*Passage shown:*
If you’ve bought a printer recently, you’ve probably noticed something troubling: printer companies are aggressively pushing ink subscription plans. HP’s “Instant Ink,” Canon’s equivalent programs, and other subscription services promise convenience and savings. But scratch beneath the surface, and you’ll find a business model that’s left countless consumers frustrated, trapped, and wondering if they even own their printer anymore.

The Subscription Push: Follow the Money
Printer companies have a problem: hardware margins are razor-thin. They’ve been selling printers at or near cost for years, banking on expensive ink cartridge sales to make their profits. But as consumers caught on and turned to cheaper third-party ink, these companies needed a new strategy to lock in recurring revenue.
Enter ink subscriptions.
HP’s Instant Ink program, launched in 2016, was the pioneer. The pitch sounds reasonable: pay a monthly fee based on how many pages you print, and HP automatically ships you ink when you’re running low. No more emergency runs to the office supply store. No more “low ink” warnings at the worst possible moment.
But here’s what they don’t advertise prominently: you’re not buying ink. You’re renting the ability to print.
The Fine Print That Bites
Consumer complaints about ink subscription programs have exploded across social media, review sites, and even in courtrooms. Here’s what users are discovering:
Your Ink Stops Working When You Cancel

This is the big one. When you cancel your subscription, any “Instant Ink” cartridges in your printer immediately stop working—even if they’re full. HP remotely disables them. Users have reported printers with perfectly good ink sitting on their desks, completely useless because they stopped paying the monthly fee.
Imagine if your coffee maker stopped brewing because you canceled a subscription, even though you had coffee beans in the hopper. That’s essentially what’s happening here.
Always-Online Printers: Big Brother Is Watching
To enforce these subscriptions, printer companies require that your printer be connected to the internet 24/7. HP’s e-series printers and HP+ program mandated this “always-online” requirement. Miss a payment? The printer calls home and shuts itself down.
Can’t connect to WiFi? Too bad. Internet outage? No printing for you. The device you thought you owned turns out to need permission from its manufacturer to function.
The backlash was so severe that in July 2024, HP announced they’re discontinuing their always-online e-series printers and phasing out Instant Ink. But the damage to consumer trust is done, and existing e-series owners are still stuck with the always-online requirement until they replace their printers entirely.
The DRM War Against Third-Party Ink

Even if you avoid subscriptions, printer companies have been waging a quiet war against your freedom to choose affordable ink. Through firmware updates, companies like HP, Canon, and Epson have repeatedly pushed “security updates” that suddenly make third-party cartridges stop working.
HP calls this “Dynamic Security.” Consumers call it a bait-and-switch.

*Provided material:*

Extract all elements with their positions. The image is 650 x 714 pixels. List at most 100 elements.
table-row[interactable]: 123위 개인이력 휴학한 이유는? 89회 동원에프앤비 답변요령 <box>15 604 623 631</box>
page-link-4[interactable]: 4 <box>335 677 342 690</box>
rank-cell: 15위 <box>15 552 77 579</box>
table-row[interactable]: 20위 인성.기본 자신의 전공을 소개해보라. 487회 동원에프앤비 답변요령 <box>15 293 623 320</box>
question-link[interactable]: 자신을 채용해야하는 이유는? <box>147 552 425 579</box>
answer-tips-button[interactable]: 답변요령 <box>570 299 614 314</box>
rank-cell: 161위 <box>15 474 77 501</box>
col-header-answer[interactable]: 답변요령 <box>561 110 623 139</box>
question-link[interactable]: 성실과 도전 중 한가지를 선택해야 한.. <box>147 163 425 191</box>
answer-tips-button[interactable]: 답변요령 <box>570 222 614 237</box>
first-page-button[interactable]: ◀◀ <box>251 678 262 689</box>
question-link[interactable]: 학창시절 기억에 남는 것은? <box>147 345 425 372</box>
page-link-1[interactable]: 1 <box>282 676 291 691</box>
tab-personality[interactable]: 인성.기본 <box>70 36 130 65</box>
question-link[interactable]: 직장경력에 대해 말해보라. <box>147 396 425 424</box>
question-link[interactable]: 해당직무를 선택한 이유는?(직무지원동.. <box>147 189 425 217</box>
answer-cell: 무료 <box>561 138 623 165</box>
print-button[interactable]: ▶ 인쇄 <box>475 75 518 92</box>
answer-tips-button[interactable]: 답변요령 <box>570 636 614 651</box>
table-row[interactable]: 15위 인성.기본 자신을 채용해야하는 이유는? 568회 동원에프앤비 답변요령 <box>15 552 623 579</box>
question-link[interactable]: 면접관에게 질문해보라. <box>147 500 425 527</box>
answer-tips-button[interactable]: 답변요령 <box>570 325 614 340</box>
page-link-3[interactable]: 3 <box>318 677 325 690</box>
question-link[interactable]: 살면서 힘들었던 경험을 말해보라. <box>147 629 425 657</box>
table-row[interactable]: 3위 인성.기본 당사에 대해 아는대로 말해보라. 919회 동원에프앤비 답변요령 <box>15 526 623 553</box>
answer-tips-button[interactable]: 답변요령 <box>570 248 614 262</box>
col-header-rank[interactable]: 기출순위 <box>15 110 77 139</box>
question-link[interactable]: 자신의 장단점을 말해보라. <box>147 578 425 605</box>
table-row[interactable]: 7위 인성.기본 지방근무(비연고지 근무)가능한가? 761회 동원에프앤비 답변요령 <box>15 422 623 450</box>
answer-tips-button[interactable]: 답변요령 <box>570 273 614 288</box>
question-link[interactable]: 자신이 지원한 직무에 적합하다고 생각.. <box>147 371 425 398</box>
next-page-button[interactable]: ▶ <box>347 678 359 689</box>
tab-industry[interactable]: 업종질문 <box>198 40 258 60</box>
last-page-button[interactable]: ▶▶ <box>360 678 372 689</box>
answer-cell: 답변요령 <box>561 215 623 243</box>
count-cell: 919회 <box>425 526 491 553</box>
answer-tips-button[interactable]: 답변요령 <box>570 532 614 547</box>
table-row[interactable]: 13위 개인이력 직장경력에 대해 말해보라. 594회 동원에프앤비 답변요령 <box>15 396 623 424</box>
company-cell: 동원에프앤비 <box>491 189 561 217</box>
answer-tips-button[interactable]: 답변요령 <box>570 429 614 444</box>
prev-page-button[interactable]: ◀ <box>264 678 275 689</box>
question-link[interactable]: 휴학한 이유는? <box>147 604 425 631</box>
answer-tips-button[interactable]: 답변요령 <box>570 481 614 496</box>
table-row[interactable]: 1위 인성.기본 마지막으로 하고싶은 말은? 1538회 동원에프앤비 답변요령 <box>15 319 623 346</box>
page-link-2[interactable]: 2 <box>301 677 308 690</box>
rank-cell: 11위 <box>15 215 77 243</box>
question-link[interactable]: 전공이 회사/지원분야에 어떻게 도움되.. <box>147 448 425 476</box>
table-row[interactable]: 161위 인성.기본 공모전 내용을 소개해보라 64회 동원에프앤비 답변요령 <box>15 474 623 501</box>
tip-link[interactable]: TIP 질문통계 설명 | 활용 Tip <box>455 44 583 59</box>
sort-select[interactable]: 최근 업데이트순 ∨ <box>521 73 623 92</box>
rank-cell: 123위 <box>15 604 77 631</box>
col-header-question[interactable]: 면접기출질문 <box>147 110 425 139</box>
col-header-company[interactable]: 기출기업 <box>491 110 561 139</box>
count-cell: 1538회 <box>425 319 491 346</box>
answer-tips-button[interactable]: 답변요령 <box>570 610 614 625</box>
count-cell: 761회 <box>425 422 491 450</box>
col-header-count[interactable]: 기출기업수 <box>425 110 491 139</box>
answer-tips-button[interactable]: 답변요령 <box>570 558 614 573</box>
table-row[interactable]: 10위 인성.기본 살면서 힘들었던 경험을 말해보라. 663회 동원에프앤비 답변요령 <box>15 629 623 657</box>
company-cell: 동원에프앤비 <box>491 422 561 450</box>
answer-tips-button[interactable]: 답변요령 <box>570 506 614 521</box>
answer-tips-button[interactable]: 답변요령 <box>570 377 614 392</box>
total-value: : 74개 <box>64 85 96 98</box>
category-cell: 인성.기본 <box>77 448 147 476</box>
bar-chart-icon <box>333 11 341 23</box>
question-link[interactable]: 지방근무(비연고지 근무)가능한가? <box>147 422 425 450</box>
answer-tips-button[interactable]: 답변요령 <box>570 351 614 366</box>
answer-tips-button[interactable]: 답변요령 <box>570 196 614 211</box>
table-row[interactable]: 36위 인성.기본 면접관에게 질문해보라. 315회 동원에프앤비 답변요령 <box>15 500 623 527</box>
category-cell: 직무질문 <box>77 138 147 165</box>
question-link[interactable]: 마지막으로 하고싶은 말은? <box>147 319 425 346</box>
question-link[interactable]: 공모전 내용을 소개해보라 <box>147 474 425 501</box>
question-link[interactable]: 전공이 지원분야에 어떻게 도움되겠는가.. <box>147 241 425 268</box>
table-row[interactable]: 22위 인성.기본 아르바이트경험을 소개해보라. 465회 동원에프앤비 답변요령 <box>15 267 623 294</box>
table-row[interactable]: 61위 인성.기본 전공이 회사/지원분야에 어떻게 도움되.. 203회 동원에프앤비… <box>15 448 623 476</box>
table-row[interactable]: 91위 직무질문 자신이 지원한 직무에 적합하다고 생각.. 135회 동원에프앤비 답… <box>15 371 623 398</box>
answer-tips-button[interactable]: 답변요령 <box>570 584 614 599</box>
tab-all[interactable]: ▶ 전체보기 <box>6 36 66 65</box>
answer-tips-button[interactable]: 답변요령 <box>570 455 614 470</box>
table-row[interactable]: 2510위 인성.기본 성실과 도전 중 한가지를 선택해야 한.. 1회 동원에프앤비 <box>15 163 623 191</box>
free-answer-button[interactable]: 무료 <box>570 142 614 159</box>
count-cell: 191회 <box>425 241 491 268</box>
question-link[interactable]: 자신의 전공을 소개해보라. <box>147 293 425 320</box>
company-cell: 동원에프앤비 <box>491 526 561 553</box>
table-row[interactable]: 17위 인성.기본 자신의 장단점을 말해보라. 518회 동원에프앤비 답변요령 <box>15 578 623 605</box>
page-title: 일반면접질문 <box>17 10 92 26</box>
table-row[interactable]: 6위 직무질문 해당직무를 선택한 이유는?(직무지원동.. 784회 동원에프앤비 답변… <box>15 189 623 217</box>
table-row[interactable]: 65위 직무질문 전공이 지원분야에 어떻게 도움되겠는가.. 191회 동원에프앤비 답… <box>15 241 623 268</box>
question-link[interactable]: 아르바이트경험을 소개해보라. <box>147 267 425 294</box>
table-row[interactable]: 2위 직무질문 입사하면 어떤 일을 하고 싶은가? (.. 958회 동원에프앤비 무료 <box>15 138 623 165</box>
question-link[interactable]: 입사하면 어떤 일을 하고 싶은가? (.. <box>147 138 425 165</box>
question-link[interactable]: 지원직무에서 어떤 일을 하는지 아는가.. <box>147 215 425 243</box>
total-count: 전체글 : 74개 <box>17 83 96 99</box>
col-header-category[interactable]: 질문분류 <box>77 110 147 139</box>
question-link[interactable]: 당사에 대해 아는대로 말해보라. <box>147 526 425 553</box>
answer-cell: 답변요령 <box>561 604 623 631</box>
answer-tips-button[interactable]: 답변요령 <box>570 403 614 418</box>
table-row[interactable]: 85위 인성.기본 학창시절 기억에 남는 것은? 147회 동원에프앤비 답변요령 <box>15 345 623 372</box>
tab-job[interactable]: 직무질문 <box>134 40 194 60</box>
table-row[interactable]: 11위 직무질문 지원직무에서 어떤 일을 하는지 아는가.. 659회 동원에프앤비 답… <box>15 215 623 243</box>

*Tasks and exercises:*
**A.** According to the article on printer ink subscriptions, in what year did HP launch its Instant Ink program?
**B.** List every section heading in the article on printer ink subscriptions.
**C.** Based on the article on printer ink subscriptions, why did printer companies need a new strategy that led them to ink subscriptions?

*Written answers:*
**A.** HP launched Instant Ink in 2016.

**B.**
- The Subscription Push: Follow the Money
- The Fine Print That Bites
- Your Ink Stops Working When You Cancel
- Always-Online Printers: Big Brother Is Watching
- The DRM War Against Third-Party Ink

**C.** Hardware margins are razor-thin, so companies sold printers at or near cost and relied on expensive cartridge sales for profit. Once consumers turned to cheaper third-party ink, the companies needed another way to lock in recurring revenue.